__WHAT IS EXPECTED__: Select lines where the word "image" appears.

__GIVEN INFORMATION__:
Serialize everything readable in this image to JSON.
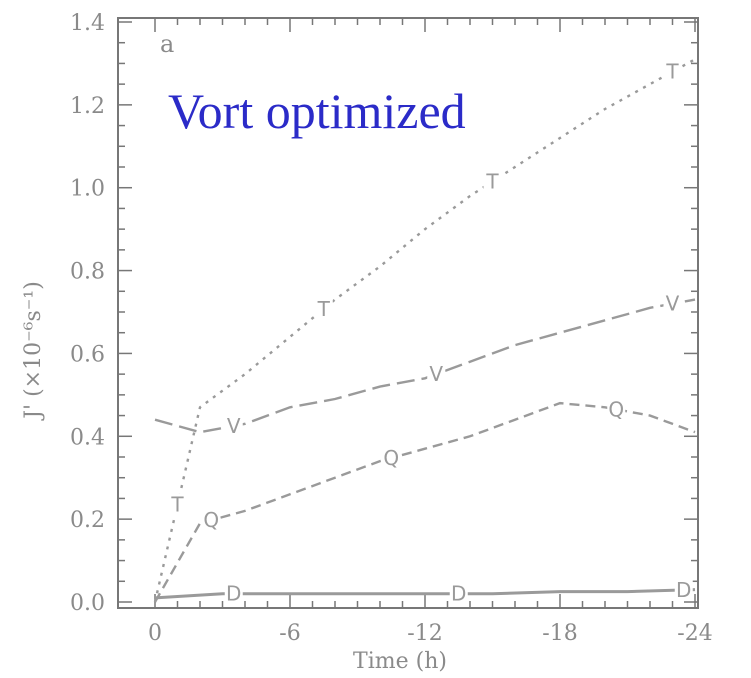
{
  "chart_data": {
    "type": "line",
    "panel_label": "a",
    "annotation": "Vort optimized",
    "xlabel": "Time (h)",
    "ylabel": "J' (×10⁻⁶s⁻¹)",
    "xlim": [
      0,
      -24
    ],
    "ylim": [
      0,
      1.4
    ],
    "x_ticks": [
      0,
      -6,
      -12,
      -18,
      -24
    ],
    "x_tick_labels": [
      "0",
      "-6",
      "-12",
      "-18",
      "-24"
    ],
    "y_ticks": [
      0,
      0.2,
      0.4,
      0.6,
      0.8,
      1.0,
      1.2,
      1.4
    ],
    "y_tick_labels": [
      "0.0",
      "0.2",
      "0.4",
      "0.6",
      "0.8",
      "1.0",
      "1.2",
      "1.4"
    ],
    "series": [
      {
        "marker": "T",
        "style": "dotted",
        "x": [
          0,
          -2,
          -4,
          -6,
          -8,
          -10,
          -12,
          -14,
          -16,
          -18,
          -20,
          -22,
          -24
        ],
        "y": [
          0.0,
          0.47,
          0.55,
          0.64,
          0.73,
          0.81,
          0.9,
          0.98,
          1.05,
          1.12,
          1.19,
          1.25,
          1.31
        ],
        "marker_x": [
          -1,
          -7.5,
          -15,
          -23
        ]
      },
      {
        "marker": "V",
        "style": "long-dash",
        "x": [
          0,
          -2,
          -4,
          -6,
          -8,
          -10,
          -12,
          -14,
          -16,
          -18,
          -20,
          -22,
          -24
        ],
        "y": [
          0.44,
          0.41,
          0.43,
          0.47,
          0.49,
          0.52,
          0.54,
          0.58,
          0.62,
          0.65,
          0.68,
          0.71,
          0.73
        ],
        "marker_x": [
          -3.5,
          -12.5,
          -23
        ]
      },
      {
        "marker": "Q",
        "style": "dashed",
        "x": [
          0,
          -2,
          -4,
          -6,
          -8,
          -10,
          -12,
          -14,
          -16,
          -18,
          -20,
          -22,
          -24
        ],
        "y": [
          0.0,
          0.19,
          0.22,
          0.26,
          0.3,
          0.34,
          0.37,
          0.4,
          0.44,
          0.48,
          0.47,
          0.45,
          0.41
        ],
        "marker_x": [
          -2.5,
          -10.5,
          -20.5
        ]
      },
      {
        "marker": "D",
        "style": "solid",
        "x": [
          0,
          -3,
          -6,
          -9,
          -12,
          -15,
          -18,
          -21,
          -24
        ],
        "y": [
          0.01,
          0.02,
          0.02,
          0.02,
          0.02,
          0.02,
          0.025,
          0.025,
          0.03
        ],
        "marker_x": [
          -3.5,
          -13.5,
          -23.5
        ]
      }
    ],
    "annotation_color": "#2b2bc8",
    "line_color": "#9a9a9a"
  }
}
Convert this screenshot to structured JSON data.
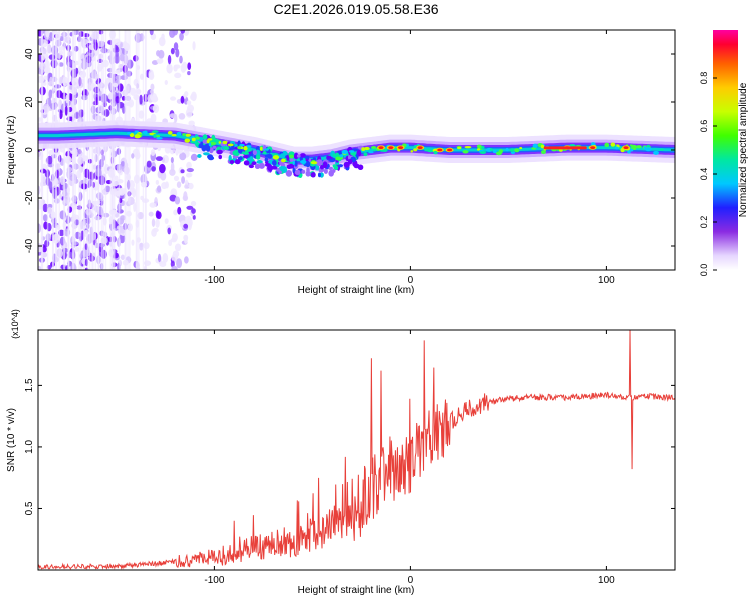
{
  "title": "C2E1.2026.019.05.58.E36",
  "chart_data": [
    {
      "type": "heatmap",
      "title": "C2E1.2026.019.05.58.E36",
      "xlabel": "Height of straight line (km)",
      "ylabel": "Frequency (Hz)",
      "xlim": [
        -190,
        135
      ],
      "ylim": [
        -50,
        50
      ],
      "x_ticks": [
        -100,
        0,
        100
      ],
      "y_ticks": [
        -40,
        -20,
        0,
        20,
        40
      ],
      "colorbar": {
        "label": "Normalized spectral amplitude",
        "range": [
          0,
          1
        ],
        "ticks": [
          0.0,
          0.2,
          0.4,
          0.6,
          0.8
        ]
      },
      "ridge": {
        "x": [
          -180,
          -150,
          -120,
          -100,
          -80,
          -60,
          -50,
          -40,
          -30,
          -20,
          -10,
          0,
          20,
          50,
          80,
          100,
          135
        ],
        "y": [
          6,
          7,
          6,
          3,
          0,
          -4,
          -4,
          -3,
          -1,
          0,
          1,
          1,
          0,
          0,
          1,
          1,
          0
        ]
      },
      "hotspots": [
        {
          "x": -15,
          "y": 1
        },
        {
          "x": -10,
          "y": 1
        },
        {
          "x": -5,
          "y": 1
        },
        {
          "x": 5,
          "y": 1
        },
        {
          "x": 15,
          "y": 0
        },
        {
          "x": 20,
          "y": 0
        },
        {
          "x": 80,
          "y": 1
        },
        {
          "x": 93,
          "y": 1
        },
        {
          "x": 110,
          "y": 1
        }
      ]
    },
    {
      "type": "line",
      "xlabel": "Height of straight line (km)",
      "ylabel": "SNR (10 * v/v)",
      "y_scale": "(x10^4)",
      "xlim": [
        -190,
        135
      ],
      "ylim": [
        0,
        1.95
      ],
      "x_ticks": [
        -100,
        0,
        100
      ],
      "y_ticks": [
        0.5,
        1.0,
        1.5
      ],
      "line_color": "#e8403a",
      "envelope": {
        "x": [
          -190,
          -150,
          -130,
          -110,
          -100,
          -90,
          -80,
          -70,
          -60,
          -50,
          -40,
          -30,
          -20,
          -15,
          -10,
          0,
          10,
          20,
          30,
          40,
          50,
          60,
          80,
          100,
          112,
          120,
          135
        ],
        "y": [
          0.02,
          0.03,
          0.05,
          0.08,
          0.1,
          0.12,
          0.17,
          0.2,
          0.22,
          0.27,
          0.35,
          0.45,
          0.6,
          0.75,
          0.78,
          0.85,
          1.05,
          1.2,
          1.3,
          1.36,
          1.39,
          1.4,
          1.4,
          1.42,
          1.4,
          1.41,
          1.4
        ]
      },
      "spikes": [
        {
          "x": -20,
          "y": 1.72
        },
        {
          "x": -15,
          "y": 1.62
        },
        {
          "x": 112,
          "y": 1.95
        },
        {
          "x": 113,
          "y": 0.82
        }
      ]
    }
  ]
}
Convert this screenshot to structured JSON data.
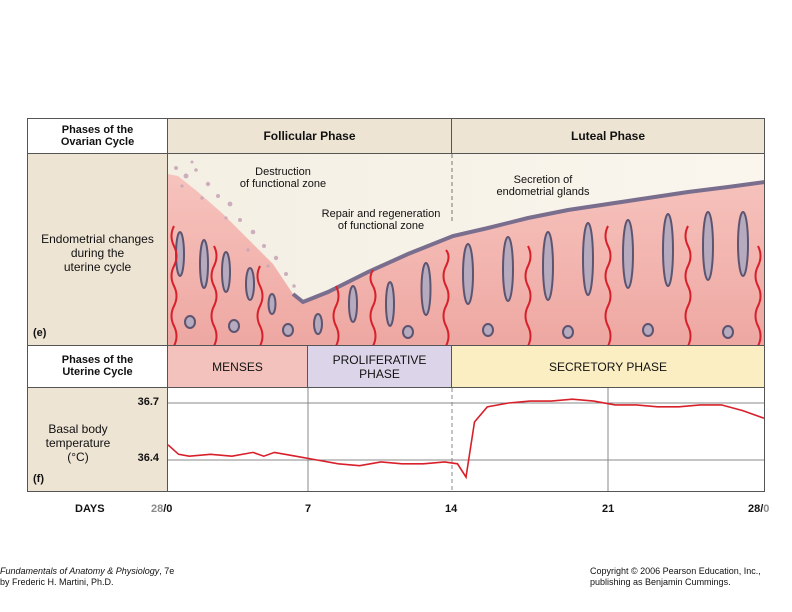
{
  "header": {
    "ovarian_label_1": "Phases of the",
    "ovarian_label_2": "Ovarian Cycle",
    "follicular": "Follicular Phase",
    "luteal": "Luteal Phase"
  },
  "endometrium": {
    "label_1": "Endometrial changes",
    "label_2": "during the",
    "label_3": "uterine cycle",
    "panel": "(e)",
    "annot_destruction_1": "Destruction",
    "annot_destruction_2": "of functional zone",
    "annot_repair_1": "Repair and regeneration",
    "annot_repair_2": "of functional zone",
    "annot_secretion_1": "Secretion of",
    "annot_secretion_2": "endometrial glands"
  },
  "uterine": {
    "label_1": "Phases of the",
    "label_2": "Uterine Cycle",
    "menses": "MENSES",
    "proliferative_1": "PROLIFERATIVE",
    "proliferative_2": "PHASE",
    "secretory": "SECRETORY PHASE"
  },
  "temperature": {
    "label_1": "Basal body",
    "label_2": "temperature",
    "label_3": "(°C)",
    "panel": "(f)",
    "y_high": "36.7",
    "y_low": "36.4"
  },
  "days": {
    "label": "DAYS",
    "tick_0a": "28",
    "tick_0b": "/0",
    "tick_7": "7",
    "tick_14": "14",
    "tick_21": "21",
    "tick_28a": "28/",
    "tick_28b": "0"
  },
  "footer": {
    "book_title": "Fundamentals of Anatomy & Physiology",
    "book_edition": ", 7e",
    "author": "by Frederic H. Martini, Ph.D.",
    "copyright_1": "Copyright © 2006 Pearson Education, Inc.,",
    "copyright_2": "publishing as Benjamin Cummings."
  },
  "colors": {
    "tan": "#ede4d4",
    "menses": "#f4c2bc",
    "proliferative": "#dcd4e8",
    "secretory": "#fbeec2",
    "tissue": "#f0b4b0",
    "vessel": "#d8202a",
    "gland": "#6e6680"
  },
  "chart_data": {
    "type": "line",
    "xlabel": "DAYS",
    "x_ticks": [
      "28/0",
      "7",
      "14",
      "21",
      "28/0"
    ],
    "y_ticks": [
      36.4,
      36.7
    ],
    "xlim": [
      0,
      28
    ],
    "series": [
      {
        "x": [
          0,
          0.5,
          1,
          2,
          3,
          4,
          4.5,
          5,
          5.5,
          6,
          7,
          8,
          9,
          10,
          11,
          12,
          13,
          13.6,
          14,
          14.4,
          15,
          16,
          17,
          18,
          19,
          20,
          21,
          22,
          23,
          24,
          25,
          26,
          27,
          28
        ],
        "values": [
          36.48,
          36.43,
          36.42,
          36.43,
          36.42,
          36.44,
          36.42,
          36.44,
          36.43,
          36.42,
          36.4,
          36.38,
          36.37,
          36.39,
          36.38,
          36.38,
          36.39,
          36.38,
          36.31,
          36.6,
          36.68,
          36.7,
          36.71,
          36.71,
          36.72,
          36.71,
          36.69,
          36.69,
          36.68,
          36.68,
          36.69,
          36.69,
          36.66,
          36.62
        ]
      }
    ]
  }
}
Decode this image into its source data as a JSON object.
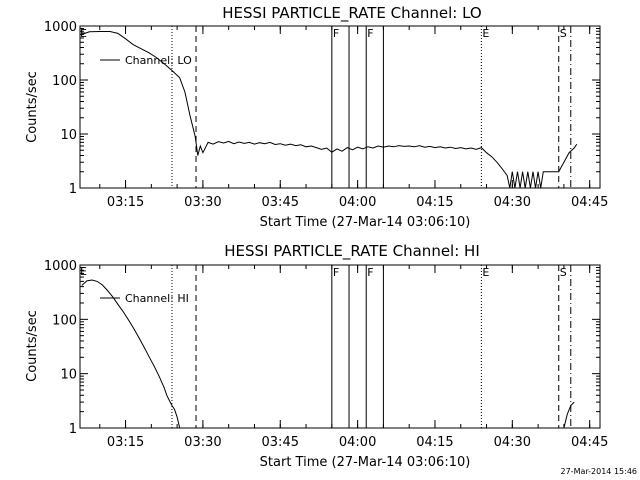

__FINAL RESULT__:
Serialize everything readable in this image to JSON.
Decode this image into its source data as a JSON object.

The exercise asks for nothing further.